- AIM OF THE EXERCISE: Word for word, restate every line of the listing that follows.

-- BEGIN GIVEN ENTRIES --

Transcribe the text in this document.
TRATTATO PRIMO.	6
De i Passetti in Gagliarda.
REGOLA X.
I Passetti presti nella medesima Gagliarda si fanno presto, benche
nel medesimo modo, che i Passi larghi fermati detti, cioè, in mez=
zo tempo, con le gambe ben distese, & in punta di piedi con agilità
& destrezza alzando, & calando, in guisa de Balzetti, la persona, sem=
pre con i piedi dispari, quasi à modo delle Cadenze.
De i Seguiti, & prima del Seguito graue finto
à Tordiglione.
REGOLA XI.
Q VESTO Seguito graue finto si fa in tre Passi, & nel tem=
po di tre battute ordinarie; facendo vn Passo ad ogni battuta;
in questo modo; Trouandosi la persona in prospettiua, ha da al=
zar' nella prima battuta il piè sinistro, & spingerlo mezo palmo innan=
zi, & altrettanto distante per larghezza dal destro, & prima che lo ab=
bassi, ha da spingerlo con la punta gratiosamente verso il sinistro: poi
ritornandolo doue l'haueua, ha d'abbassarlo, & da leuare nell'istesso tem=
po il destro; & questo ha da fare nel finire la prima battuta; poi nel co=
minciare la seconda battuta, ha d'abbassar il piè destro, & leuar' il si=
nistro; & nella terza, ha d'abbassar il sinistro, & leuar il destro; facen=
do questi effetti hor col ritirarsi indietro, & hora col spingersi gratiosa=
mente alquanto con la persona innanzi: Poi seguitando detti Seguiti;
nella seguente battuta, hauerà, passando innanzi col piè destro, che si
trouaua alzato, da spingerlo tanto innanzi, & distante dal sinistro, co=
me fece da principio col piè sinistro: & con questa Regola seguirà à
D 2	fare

-- END GIVEN ENTRIES --

- RESULT OF THIS EXERCISE:
Transcribe the text in this document.
TRATTATO PRIMO.	6
De i Passetti in Gagliarda.
REGOLA X.
I Passetti presti nella medesima Gagliarda si fanno presto, benche
nel medesimo modo, che i Passi larghi fermati detti, cioè, in mez=
zo tempo, con le gambe ben distese, & in punta di piedi con agilità
& destrezza alzando, & calando, in guisa de Balzetti, la persona, sem=
pre con i piedi dispari, quasi à modo delle Cadenze.
De i Seguiti, & prima del Seguito graue finto
à Tordiglione.
REGOLA XI.
Q VESTO Seguito graue finto si fa in tre Passi, & nel tem=
po di tre battute ordinarie; facendo vn Passo ad ogni battuta;
in questo modo; Trouandosi la persona in prospettiua, ha da al=
zar' nella prima battuta il piè sinistro, & spingerlo mezo palmo innan=
zi, & altrettanto distante per larghezza dal destro, & prima che lo ab=
bassi, ha da spingerlo con la punta gratiosamente verso il sinistro: poi
ritornandolo doue l'haueua, ha d'abbassarlo, & da leuare nell'istesso tem=
po il destro; & questo ha da fare nel finire la prima battuta; poi nel co=
minciare la seconda battuta, ha d'abbassar il piè destro, & leuar' il si=
nistro; & nella terza, ha d'abbassar il sinistro, & leuar il destro; facen=
do questi effetti hor col ritirarsi indietro, & hora col spingersi gratiosa=
mente alquanto con la persona innanzi: Poi seguitando detti Seguiti;
nella seguente battuta, hauerà, passando innanzi col piè destro, che si
trouaua alzato, da spingerlo tanto innanzi, & distante dal sinistro, co=
me fece da principio col piè sinistro: & con questa Regola seguirà à
D 2	fare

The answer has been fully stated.